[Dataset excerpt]
* start *

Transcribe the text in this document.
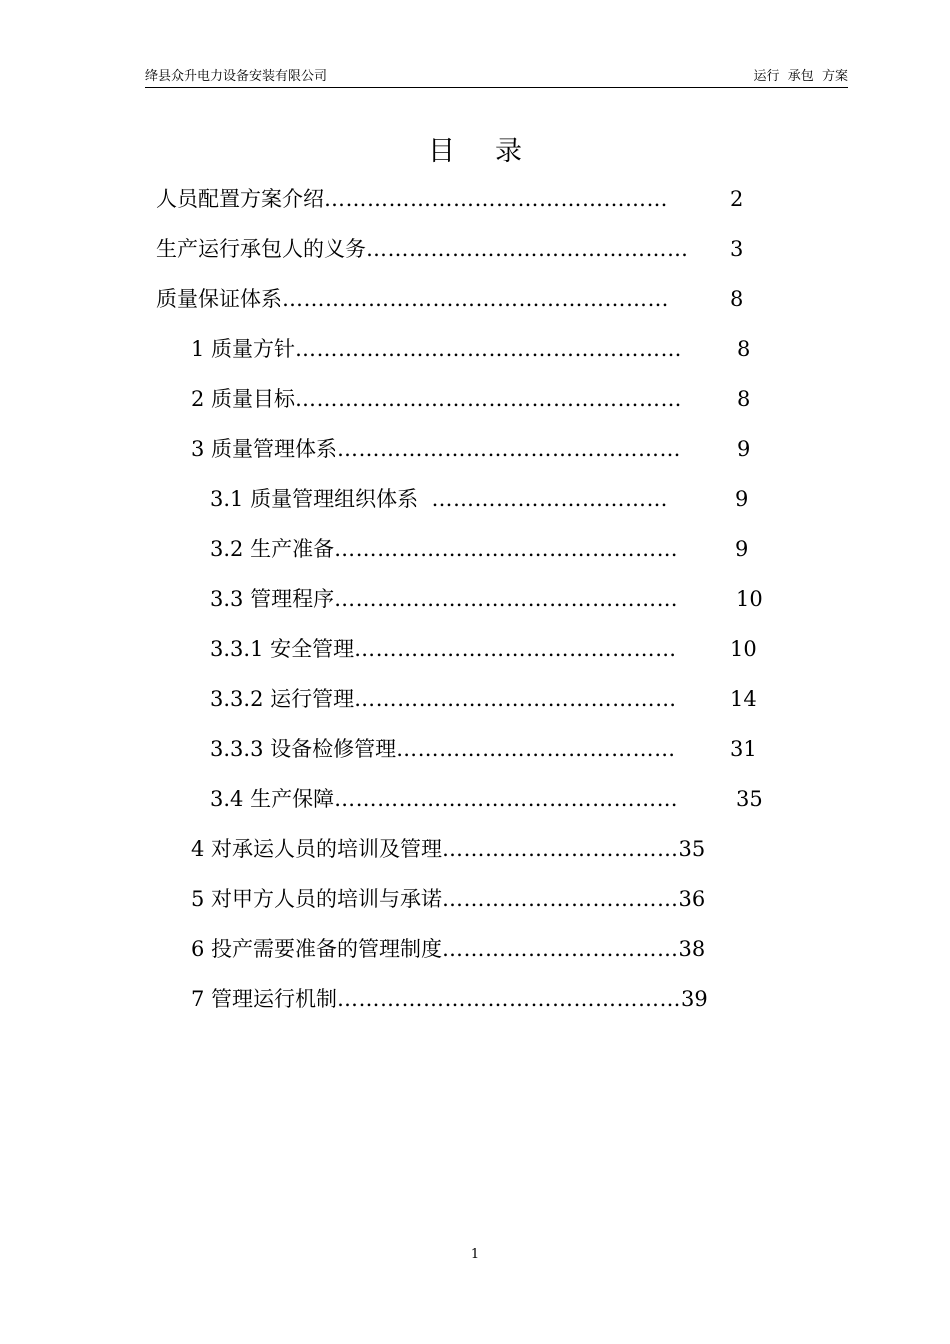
绛县众升电力设备安装有限公司	运行  承包  方案
目录
人员配置方案介绍…………………………………………	2
生产运行承包人的义务……………………………………… 3
质量保证体系………………………………………………	8
1 质量方针………………………………………………	8
2 质量目标………………………………………………	8
3 质量管理体系…………………………………………	9
3.1 质量管理组织体系  ……………………………	9
3.2 生产准备…………………………………………	9
3.3 管理程序…………………………………………	10
3.3.1 安全管理………………………………………	10
3.3.2 运行管理………………………………………	14
3.3.3 设备检修管理…………………………………	31
3.4 生产保障…………………………………………	35
4 对承运人员的培训及管理……………………………35
5 对甲方人员的培训与承诺……………………………36
6 投产需要准备的管理制度……………………………38
7 管理运行机制…………………………………………39
1
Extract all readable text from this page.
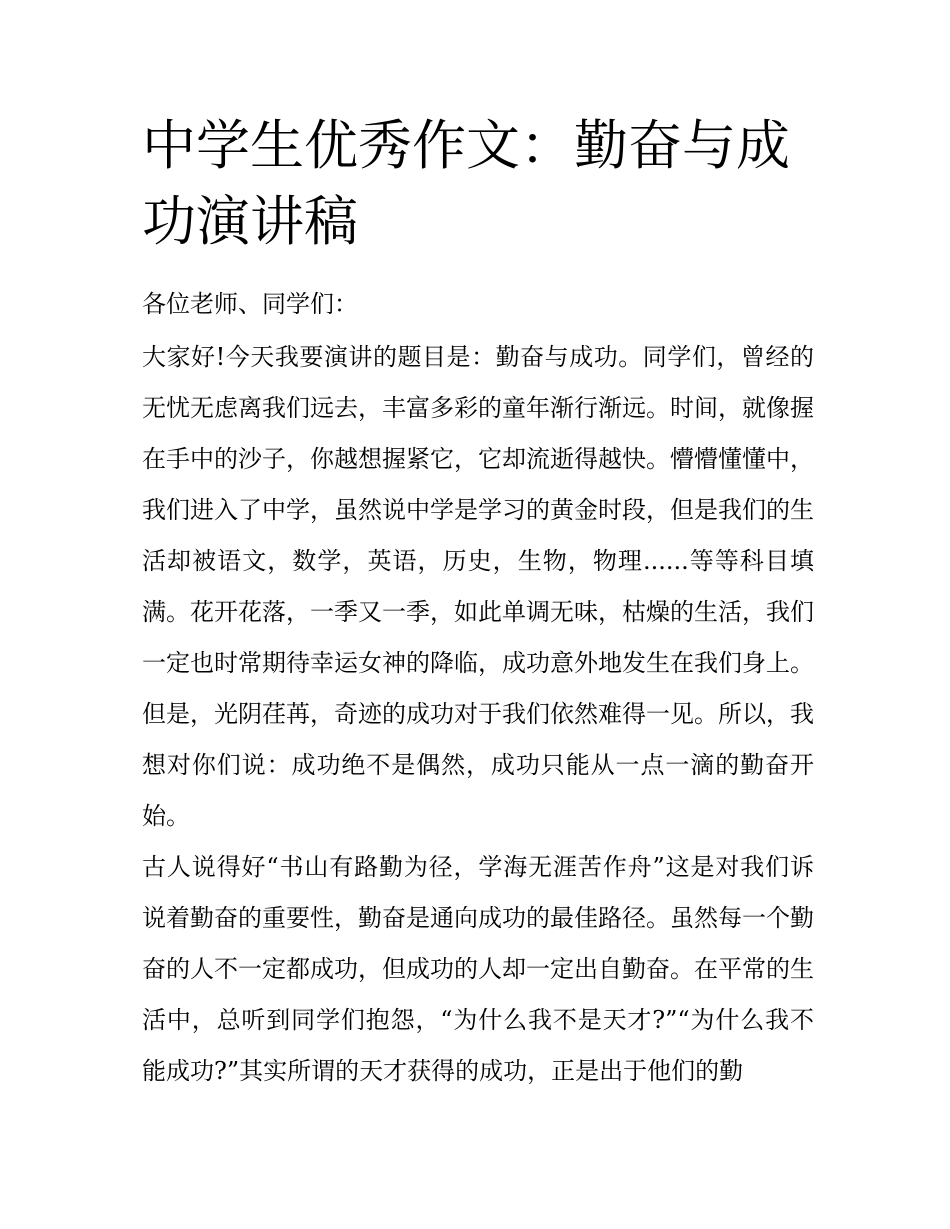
中学生优秀作文：勤奋与成功演讲稿

各位老师、同学们：

大家好!今天我要演讲的题目是：勤奋与成功。同学们，曾经的无忧无虑离我们远去，丰富多彩的童年渐行渐远。时间，就像握在手中的沙子，你越想握紧它，它却流逝得越快。懵懵懂懂中，我们进入了中学，虽然说中学是学习的黄金时段，但是我们的生活却被语文，数学，英语，历史，生物，物理......等等科目填满。花开花落，一季又一季，如此单调无味，枯燥的生活，我们一定也时常期待幸运女神的降临，成功意外地发生在我们身上。但是，光阴荏苒，奇迹的成功对于我们依然难得一见。所以，我想对你们说：成功绝不是偶然，成功只能从一点一滴的勤奋开始。

古人说得好“书山有路勤为径，学海无涯苦作舟”这是对我们诉说着勤奋的重要性，勤奋是通向成功的最佳路径。虽然每一个勤奋的人不一定都成功，但成功的人却一定出自勤奋。在平常的生活中，总听到同学们抱怨，“为什么我不是天才?”“为什么我不能成功?”其实所谓的天才获得的成功，正是出于他们的勤
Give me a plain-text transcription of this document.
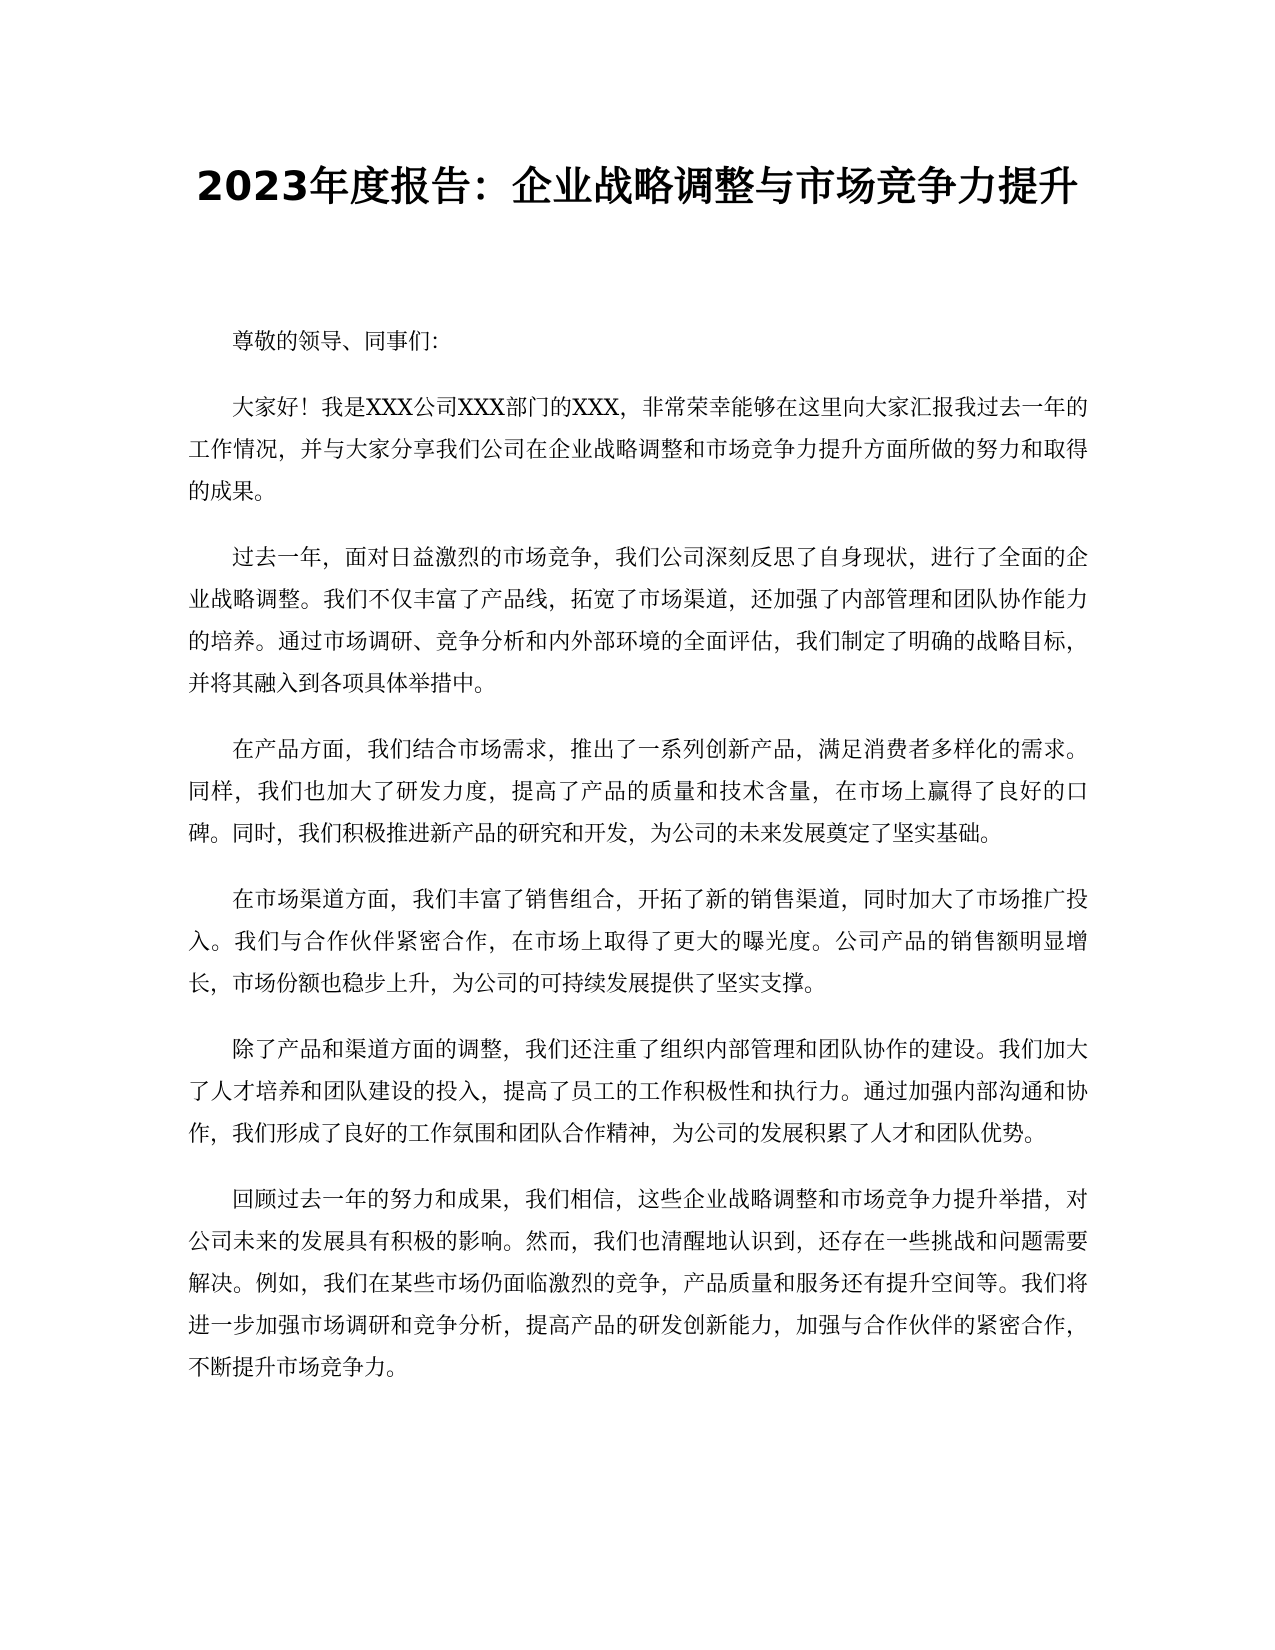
2023年度报告：企业战略调整与市场竞争力提升

尊敬的领导、同事们：

大家好！我是XXX公司XXX部门的XXX，非常荣幸能够在这里向大家汇报我过去一年的工作情况，并与大家分享我们公司在企业战略调整和市场竞争力提升方面所做的努力和取得的成果。

过去一年，面对日益激烈的市场竞争，我们公司深刻反思了自身现状，进行了全面的企业战略调整。我们不仅丰富了产品线，拓宽了市场渠道，还加强了内部管理和团队协作能力的培养。通过市场调研、竞争分析和内外部环境的全面评估，我们制定了明确的战略目标，并将其融入到各项具体举措中。

在产品方面，我们结合市场需求，推出了一系列创新产品，满足消费者多样化的需求。同样，我们也加大了研发力度，提高了产品的质量和技术含量，在市场上赢得了良好的口碑。同时，我们积极推进新产品的研究和开发，为公司的未来发展奠定了坚实基础。

在市场渠道方面，我们丰富了销售组合，开拓了新的销售渠道，同时加大了市场推广投入。我们与合作伙伴紧密合作，在市场上取得了更大的曝光度。公司产品的销售额明显增长，市场份额也稳步上升，为公司的可持续发展提供了坚实支撑。

除了产品和渠道方面的调整，我们还注重了组织内部管理和团队协作的建设。我们加大了人才培养和团队建设的投入，提高了员工的工作积极性和执行力。通过加强内部沟通和协作，我们形成了良好的工作氛围和团队合作精神，为公司的发展积累了人才和团队优势。

回顾过去一年的努力和成果，我们相信，这些企业战略调整和市场竞争力提升举措，对公司未来的发展具有积极的影响。然而，我们也清醒地认识到，还存在一些挑战和问题需要解决。例如，我们在某些市场仍面临激烈的竞争，产品质量和服务还有提升空间等。我们将进一步加强市场调研和竞争分析，提高产品的研发创新能力，加强与合作伙伴的紧密合作，不断提升市场竞争力。
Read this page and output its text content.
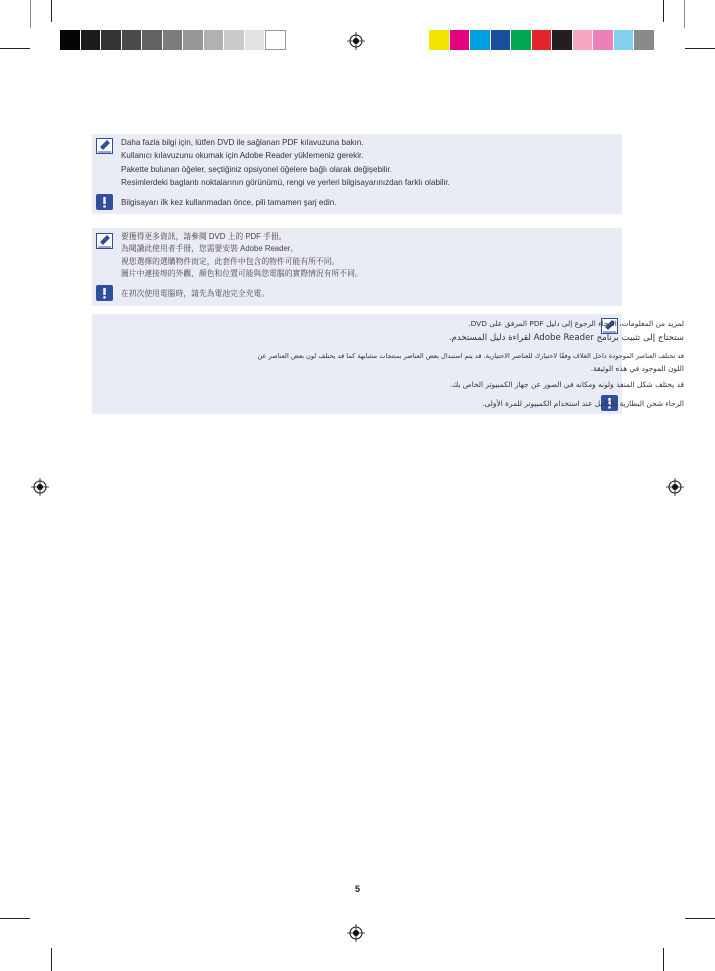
Daha fazla bilgi için, lütfen DVD ile sağlanan PDF kılavuzuna bakın.
Kullanıcı kılavuzunu okumak için Adobe Reader yüklemeniz gerekir.
Pakette bulunan öğeler, seçtiğiniz opsiyonel öğelere bağlı olarak değişebilir.
Resimlerdeki baglantı noktalarının görünümü, rengi ve yerleri bilgisayarınızdan farklı olabilir.
Bilgisayarı ilk kez kullanmadan önce, pili tamamen şarj edin.
要獲得更多資訊，請參閱 DVD 上的 PDF 手冊。
為閱讀此使用者手冊，您需要安裝 Adobe Reader。
視您選擇的選購物件而定，此套件中包含的物件可能有所不同。
圖片中連接埠的外觀、顏色和位置可能與您電腦的實際情況有所不同。
在初次使用電腦時，請先為電池完全充電。
لمزيد من المعلومات، الرجاء الرجوع إلى دليل PDF المرفق على DVD.
ستحتاج إلى تثبيت برنامج Adobe Reader لقراءة دليل المستخدم.
قد تختلف العناصر الموجودة داخل الغلاف وفقًا لاختيارك للعناصر الاختيارية. قد يتم استبدال بعض العناصر بمنتجات مشابهة كما قد يختلف لون بعض العناصر عن
اللون الموجود في هذه الوثيقة.
قد يختلف شكل المنفذ ولونه ومكانه في الصور عن جهاز الكمبيوتر الخاص بك.
الرجاء شحن البطارية بالكامل عند استخدام الكمبيوتر للمرة الأولى.
5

* end *

**Aim of the task**
Reproduce the data verbatim. Do not carry any picture into the copy.

**Result of this task**
Transcribe the text in this document.
绛县众升电力设备安装有限公司	运行  承包  方案
目录
人员配置方案介绍…………………………………………	2
生产运行承包人的义务……………………………………… 3
质量保证体系………………………………………………	8
1 质量方针………………………………………………	8
2 质量目标………………………………………………	8
3 质量管理体系…………………………………………	9
3.1 质量管理组织体系  ……………………………	9
3.2 生产准备…………………………………………	9
3.3 管理程序…………………………………………	10
3.3.1 安全管理………………………………………	10
3.3.2 运行管理………………………………………	14
3.3.3 设备检修管理…………………………………	31
3.4 生产保障…………………………………………	35
4 对承运人员的培训及管理……………………………35
5 对甲方人员的培训与承诺……………………………36
6 投产需要准备的管理制度……………………………38
7 管理运行机制…………………………………………39
1
Extract all readable text from this page.
中学生优秀作文：勤奋与成功演讲稿

各位老师、同学们：

大家好!今天我要演讲的题目是：勤奋与成功。同学们，曾经的无忧无虑离我们远去，丰富多彩的童年渐行渐远。时间，就像握在手中的沙子，你越想握紧它，它却流逝得越快。懵懵懂懂中，我们进入了中学，虽然说中学是学习的黄金时段，但是我们的生活却被语文，数学，英语，历史，生物，物理......等等科目填满。花开花落，一季又一季，如此单调无味，枯燥的生活，我们一定也时常期待幸运女神的降临，成功意外地发生在我们身上。但是，光阴荏苒，奇迹的成功对于我们依然难得一见。所以，我想对你们说：成功绝不是偶然，成功只能从一点一滴的勤奋开始。

古人说得好“书山有路勤为径，学海无涯苦作舟”这是对我们诉说着勤奋的重要性，勤奋是通向成功的最佳路径。虽然每一个勤奋的人不一定都成功，但成功的人却一定出自勤奋。在平常的生活中，总听到同学们抱怨，“为什么我不是天才?”“为什么我不能成功?”其实所谓的天才获得的成功，正是出于他们的勤
Give me a plain-text transcription of this document.
2023年度报告：企业战略调整与市场竞争力提升

尊敬的领导、同事们：

大家好！我是XXX公司XXX部门的XXX，非常荣幸能够在这里向大家汇报我过去一年的工作情况，并与大家分享我们公司在企业战略调整和市场竞争力提升方面所做的努力和取得的成果。

过去一年，面对日益激烈的市场竞争，我们公司深刻反思了自身现状，进行了全面的企业战略调整。我们不仅丰富了产品线，拓宽了市场渠道，还加强了内部管理和团队协作能力的培养。通过市场调研、竞争分析和内外部环境的全面评估，我们制定了明确的战略目标，并将其融入到各项具体举措中。

在产品方面，我们结合市场需求，推出了一系列创新产品，满足消费者多样化的需求。同样，我们也加大了研发力度，提高了产品的质量和技术含量，在市场上赢得了良好的口碑。同时，我们积极推进新产品的研究和开发，为公司的未来发展奠定了坚实基础。

在市场渠道方面，我们丰富了销售组合，开拓了新的销售渠道，同时加大了市场推广投入。我们与合作伙伴紧密合作，在市场上取得了更大的曝光度。公司产品的销售额明显增长，市场份额也稳步上升，为公司的可持续发展提供了坚实支撑。

除了产品和渠道方面的调整，我们还注重了组织内部管理和团队协作的建设。我们加大了人才培养和团队建设的投入，提高了员工的工作积极性和执行力。通过加强内部沟通和协作，我们形成了良好的工作氛围和团队合作精神，为公司的发展积累了人才和团队优势。

回顾过去一年的努力和成果，我们相信，这些企业战略调整和市场竞争力提升举措，对公司未来的发展具有积极的影响。然而，我们也清醒地认识到，还存在一些挑战和问题需要解决。例如，我们在某些市场仍面临激烈的竞争，产品质量和服务还有提升空间等。我们将进一步加强市场调研和竞争分析，提高产品的研发创新能力，加强与合作伙伴的紧密合作，不断提升市场竞争力。
Read this page and output its text content.
Daha fazla bilgi için, lütfen DVD ile sağlanan PDF kılavuzuna bakın.
Kullanıcı kılavuzunu okumak için Adobe Reader yüklemeniz gerekir.
Pakette bulunan öğeler, seçtiğiniz opsiyonel öğelere bağlı olarak değişebilir.
Resimlerdeki baglantı noktalarının görünümü, rengi ve yerleri bilgisayarınızdan farklı olabilir.
Bilgisayarı ilk kez kullanmadan önce, pili tamamen şarj edin.
要獲得更多資訊，請參閱 DVD 上的 PDF 手冊。
為閱讀此使用者手冊，您需要安裝 Adobe Reader。
視您選擇的選購物件而定，此套件中包含的物件可能有所不同。
圖片中連接埠的外觀、顏色和位置可能與您電腦的實際情況有所不同。
在初次使用電腦時，請先為電池完全充電。
لمزيد من المعلومات، الرجاء الرجوع إلى دليل PDF المرفق على DVD.
ستحتاج إلى تثبيت برنامج Adobe Reader لقراءة دليل المستخدم.
قد تختلف العناصر الموجودة داخل الغلاف وفقًا لاختيارك للعناصر الاختيارية. قد يتم استبدال بعض العناصر بمنتجات مشابهة كما قد يختلف لون بعض العناصر عن
اللون الموجود في هذه الوثيقة.
قد يختلف شكل المنفذ ولونه ومكانه في الصور عن جهاز الكمبيوتر الخاص بك.
الرجاء شحن البطارية بالكامل عند استخدام الكمبيوتر للمرة الأولى.
5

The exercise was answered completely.